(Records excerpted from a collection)
+---+

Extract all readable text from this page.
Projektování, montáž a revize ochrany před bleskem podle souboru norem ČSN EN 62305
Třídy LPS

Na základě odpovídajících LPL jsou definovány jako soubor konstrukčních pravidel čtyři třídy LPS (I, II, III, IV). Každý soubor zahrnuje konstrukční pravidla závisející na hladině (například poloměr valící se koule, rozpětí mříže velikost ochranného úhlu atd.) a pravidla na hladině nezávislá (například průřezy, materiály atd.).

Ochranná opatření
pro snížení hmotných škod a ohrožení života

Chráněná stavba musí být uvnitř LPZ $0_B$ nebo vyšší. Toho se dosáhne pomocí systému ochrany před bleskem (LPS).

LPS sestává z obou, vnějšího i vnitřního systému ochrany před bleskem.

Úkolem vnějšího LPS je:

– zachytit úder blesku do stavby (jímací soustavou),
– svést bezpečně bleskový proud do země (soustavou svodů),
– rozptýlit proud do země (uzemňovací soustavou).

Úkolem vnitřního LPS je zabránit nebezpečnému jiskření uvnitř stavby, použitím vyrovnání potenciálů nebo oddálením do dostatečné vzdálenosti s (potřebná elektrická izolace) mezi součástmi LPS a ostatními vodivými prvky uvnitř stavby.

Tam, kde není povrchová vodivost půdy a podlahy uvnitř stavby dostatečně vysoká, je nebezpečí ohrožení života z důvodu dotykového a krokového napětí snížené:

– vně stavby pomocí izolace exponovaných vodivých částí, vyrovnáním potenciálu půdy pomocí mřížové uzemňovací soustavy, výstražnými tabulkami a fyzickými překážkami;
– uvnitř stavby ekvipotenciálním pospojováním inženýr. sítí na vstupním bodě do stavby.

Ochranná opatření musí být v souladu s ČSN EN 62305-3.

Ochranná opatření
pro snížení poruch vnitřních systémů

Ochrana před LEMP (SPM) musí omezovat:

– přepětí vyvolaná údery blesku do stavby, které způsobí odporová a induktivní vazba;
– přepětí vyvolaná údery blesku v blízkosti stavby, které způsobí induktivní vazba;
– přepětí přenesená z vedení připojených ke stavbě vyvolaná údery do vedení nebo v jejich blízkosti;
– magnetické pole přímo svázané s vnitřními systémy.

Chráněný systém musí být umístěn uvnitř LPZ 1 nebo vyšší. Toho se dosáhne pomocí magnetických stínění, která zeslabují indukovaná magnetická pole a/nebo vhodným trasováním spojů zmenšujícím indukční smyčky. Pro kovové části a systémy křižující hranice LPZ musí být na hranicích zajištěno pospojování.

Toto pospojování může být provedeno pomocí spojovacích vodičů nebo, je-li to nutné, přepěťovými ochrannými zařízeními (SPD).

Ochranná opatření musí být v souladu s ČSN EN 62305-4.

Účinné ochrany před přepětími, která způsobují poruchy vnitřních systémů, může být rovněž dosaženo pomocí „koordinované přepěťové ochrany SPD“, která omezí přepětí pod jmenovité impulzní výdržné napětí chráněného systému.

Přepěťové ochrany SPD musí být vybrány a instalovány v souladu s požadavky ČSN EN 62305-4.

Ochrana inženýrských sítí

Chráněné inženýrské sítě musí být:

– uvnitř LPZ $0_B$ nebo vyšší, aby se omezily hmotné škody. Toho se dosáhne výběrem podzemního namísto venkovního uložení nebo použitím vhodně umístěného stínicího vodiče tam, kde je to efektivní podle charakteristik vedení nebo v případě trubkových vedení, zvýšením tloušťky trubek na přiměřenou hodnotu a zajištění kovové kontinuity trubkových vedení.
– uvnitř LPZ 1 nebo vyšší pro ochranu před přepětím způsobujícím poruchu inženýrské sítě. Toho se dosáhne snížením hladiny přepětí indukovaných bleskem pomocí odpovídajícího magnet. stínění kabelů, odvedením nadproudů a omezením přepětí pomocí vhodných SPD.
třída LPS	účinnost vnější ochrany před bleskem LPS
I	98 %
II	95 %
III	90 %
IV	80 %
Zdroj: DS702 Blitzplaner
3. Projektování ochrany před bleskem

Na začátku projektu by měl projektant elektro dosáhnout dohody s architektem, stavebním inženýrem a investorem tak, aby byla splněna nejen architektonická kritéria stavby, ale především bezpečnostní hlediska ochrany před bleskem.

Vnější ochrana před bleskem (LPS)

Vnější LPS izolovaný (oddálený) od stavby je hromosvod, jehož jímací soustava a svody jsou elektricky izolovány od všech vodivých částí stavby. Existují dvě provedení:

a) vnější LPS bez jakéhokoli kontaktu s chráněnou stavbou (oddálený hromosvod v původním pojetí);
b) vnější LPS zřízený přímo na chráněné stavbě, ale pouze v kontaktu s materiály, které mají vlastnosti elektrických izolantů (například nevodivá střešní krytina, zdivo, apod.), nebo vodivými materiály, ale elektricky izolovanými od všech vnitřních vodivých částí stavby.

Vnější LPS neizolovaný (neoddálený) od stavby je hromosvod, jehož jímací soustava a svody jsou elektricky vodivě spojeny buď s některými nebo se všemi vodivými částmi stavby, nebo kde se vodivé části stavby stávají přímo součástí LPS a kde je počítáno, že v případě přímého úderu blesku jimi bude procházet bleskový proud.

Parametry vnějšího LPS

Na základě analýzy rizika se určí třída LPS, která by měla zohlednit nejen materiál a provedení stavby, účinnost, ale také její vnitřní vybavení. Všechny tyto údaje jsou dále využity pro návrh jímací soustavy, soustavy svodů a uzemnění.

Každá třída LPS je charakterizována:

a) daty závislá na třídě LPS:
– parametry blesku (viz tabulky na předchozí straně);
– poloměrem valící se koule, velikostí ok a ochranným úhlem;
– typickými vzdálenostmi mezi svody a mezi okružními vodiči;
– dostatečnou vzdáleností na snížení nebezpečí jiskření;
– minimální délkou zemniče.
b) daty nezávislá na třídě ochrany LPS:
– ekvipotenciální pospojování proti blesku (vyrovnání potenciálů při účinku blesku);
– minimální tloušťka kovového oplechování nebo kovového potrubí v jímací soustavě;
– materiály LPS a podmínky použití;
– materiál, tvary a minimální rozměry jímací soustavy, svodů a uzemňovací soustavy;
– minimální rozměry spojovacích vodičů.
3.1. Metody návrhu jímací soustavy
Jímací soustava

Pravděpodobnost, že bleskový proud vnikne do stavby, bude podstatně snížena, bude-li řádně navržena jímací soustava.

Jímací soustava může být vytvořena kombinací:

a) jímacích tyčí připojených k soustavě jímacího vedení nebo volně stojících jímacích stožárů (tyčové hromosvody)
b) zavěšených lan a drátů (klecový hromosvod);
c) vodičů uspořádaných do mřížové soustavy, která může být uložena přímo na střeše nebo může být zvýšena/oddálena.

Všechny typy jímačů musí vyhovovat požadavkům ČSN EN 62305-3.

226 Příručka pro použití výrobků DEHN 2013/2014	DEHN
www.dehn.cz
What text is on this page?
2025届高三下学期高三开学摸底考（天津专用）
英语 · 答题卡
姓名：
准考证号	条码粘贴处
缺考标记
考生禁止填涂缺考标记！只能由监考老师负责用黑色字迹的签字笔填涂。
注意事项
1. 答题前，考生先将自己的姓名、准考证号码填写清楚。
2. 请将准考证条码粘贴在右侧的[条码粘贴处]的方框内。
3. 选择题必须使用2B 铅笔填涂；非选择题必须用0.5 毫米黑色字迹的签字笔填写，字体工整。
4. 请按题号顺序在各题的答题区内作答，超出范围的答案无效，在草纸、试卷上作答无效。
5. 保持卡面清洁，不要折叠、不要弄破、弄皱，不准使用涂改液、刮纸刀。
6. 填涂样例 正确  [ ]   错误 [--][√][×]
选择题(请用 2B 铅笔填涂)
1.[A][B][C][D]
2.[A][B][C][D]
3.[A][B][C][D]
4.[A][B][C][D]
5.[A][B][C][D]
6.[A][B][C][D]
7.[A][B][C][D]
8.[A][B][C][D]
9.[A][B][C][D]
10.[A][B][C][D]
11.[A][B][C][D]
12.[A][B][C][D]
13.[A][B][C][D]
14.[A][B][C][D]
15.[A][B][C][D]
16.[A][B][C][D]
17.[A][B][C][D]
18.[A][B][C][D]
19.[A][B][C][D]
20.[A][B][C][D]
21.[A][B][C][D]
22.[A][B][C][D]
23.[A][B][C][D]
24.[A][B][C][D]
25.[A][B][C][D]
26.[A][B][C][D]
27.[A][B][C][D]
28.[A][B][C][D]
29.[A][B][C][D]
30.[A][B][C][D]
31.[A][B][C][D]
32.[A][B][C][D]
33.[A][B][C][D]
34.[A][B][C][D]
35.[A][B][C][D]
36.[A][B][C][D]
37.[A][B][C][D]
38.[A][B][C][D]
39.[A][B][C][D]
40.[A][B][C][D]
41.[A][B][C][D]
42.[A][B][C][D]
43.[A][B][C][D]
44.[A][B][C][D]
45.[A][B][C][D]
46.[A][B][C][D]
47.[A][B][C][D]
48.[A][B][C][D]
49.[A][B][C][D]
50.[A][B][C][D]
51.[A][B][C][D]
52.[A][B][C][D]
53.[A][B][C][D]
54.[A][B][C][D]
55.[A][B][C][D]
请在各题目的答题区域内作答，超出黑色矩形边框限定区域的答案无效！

+---+

Scan the records for the string "údery". Copy each line in which it appears.

– přepětí vyvolaná údery blesku do stavby, které způsobí odporová a induktivní vazba;
– přepětí vyvolaná údery blesku v blízkosti stavby, které způsobí induktivní vazba;
– přepětí přenesená z vedení připojených ke stavbě vyvolaná údery do vedení nebo v jejich blízkosti;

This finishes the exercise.